- _Work to do_: Reproduce all lines of the listing below in which the word "Surah" occurs.

## START Material to process

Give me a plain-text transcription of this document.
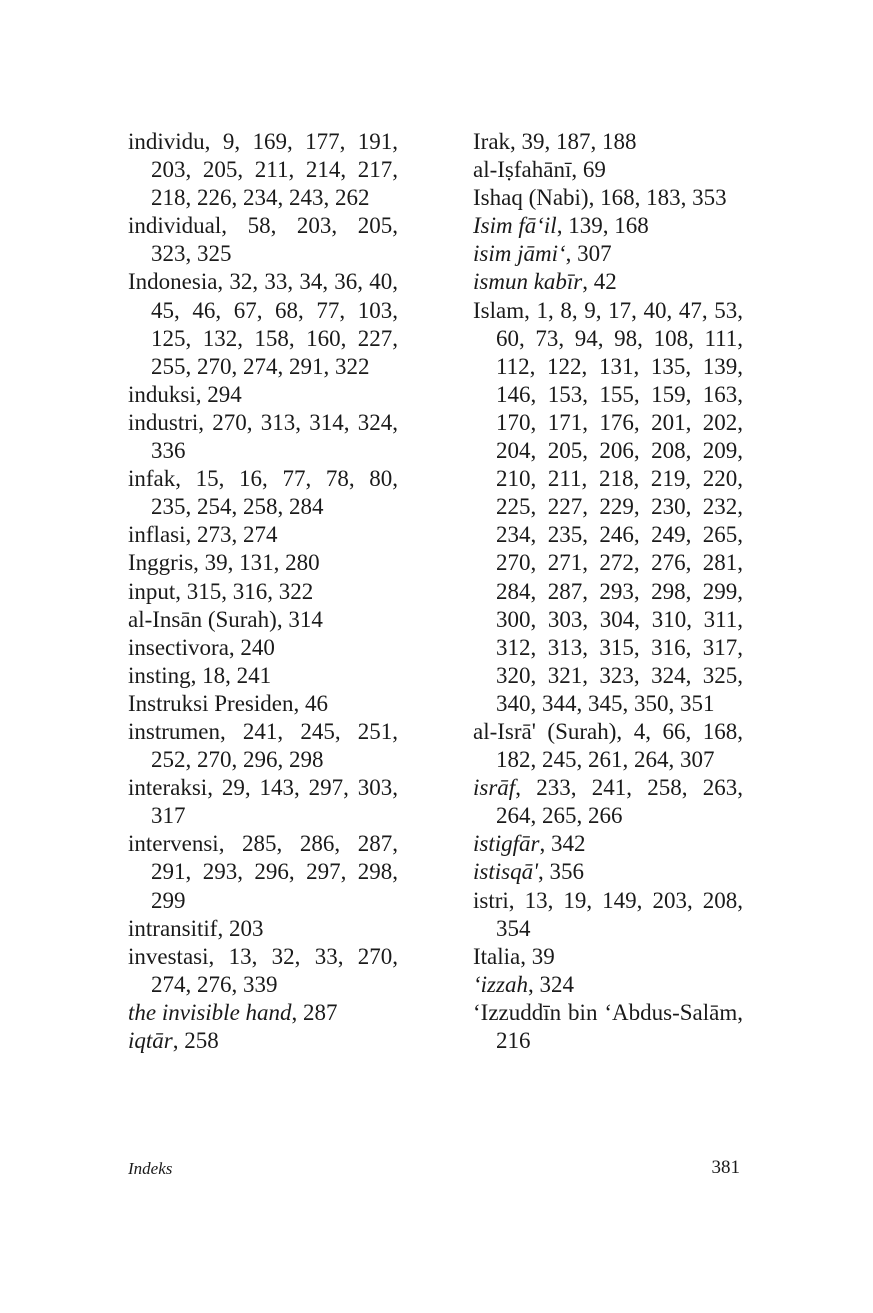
individu, 9, 169, 177, 191, 203, 205, 211, 214, 217, 218, 226, 234, 243, 262

individual, 58, 203, 205, 323, 325

Indonesia, 32, 33, 34, 36, 40, 45, 46, 67, 68, 77, 103, 125, 132, 158, 160, 227, 255, 270, 274, 291, 322

induksi, 294

industri, 270, 313, 314, 324, 336

infak, 15, 16, 77, 78, 80, 235, 254, 258, 284

inflasi, 273, 274

Inggris, 39, 131, 280

input, 315, 316, 322

al-Insān (Surah), 314

insectivora, 240

insting, 18, 241

Instruksi Presiden, 46

instrumen, 241, 245, 251, 252, 270, 296, 298

interaksi, 29, 143, 297, 303, 317

intervensi, 285, 286, 287, 291, 293, 296, 297, 298, 299

intransitif, 203

investasi, 13, 32, 33, 270, 274, 276, 339

the invisible hand, 287

iqtār, 258

Irak, 39, 187, 188

al-Iṣfahānī, 69

Ishaq (Nabi), 168, 183, 353

Isim fā‘il, 139, 168

isim jāmi‘, 307

ismun kabīr, 42

Islam, 1, 8, 9, 17, 40, 47, 53, 60, 73, 94, 98, 108, 111, 112, 122, 131, 135, 139, 146, 153, 155, 159, 163, 170, 171, 176, 201, 202, 204, 205, 206, 208, 209, 210, 211, 218, 219, 220, 225, 227, 229, 230, 232, 234, 235, 246, 249, 265, 270, 271, 272, 276, 281, 284, 287, 293, 298, 299, 300, 303, 304, 310, 311, 312, 313, 315, 316, 317, 320, 321, 323, 324, 325, 340, 344, 345, 350, 351

al-Isrā' (Surah), 4, 66, 168, 182, 245, 261, 264, 307

isrāf, 233, 241, 258, 263, 264, 265, 266

istigfār, 342

istisqā', 356

istri, 13, 19, 149, 203, 208, 354

Italia, 39

‘izzah, 324

‘Izzuddīn bin ‘Abdus-Salām, 216

Indeks	381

## END Material to process

- _Full solution_:
al-Insān (Surah), 314
al-Isrā' (Surah), 4, 66, 168, 182, 245, 261, 264, 307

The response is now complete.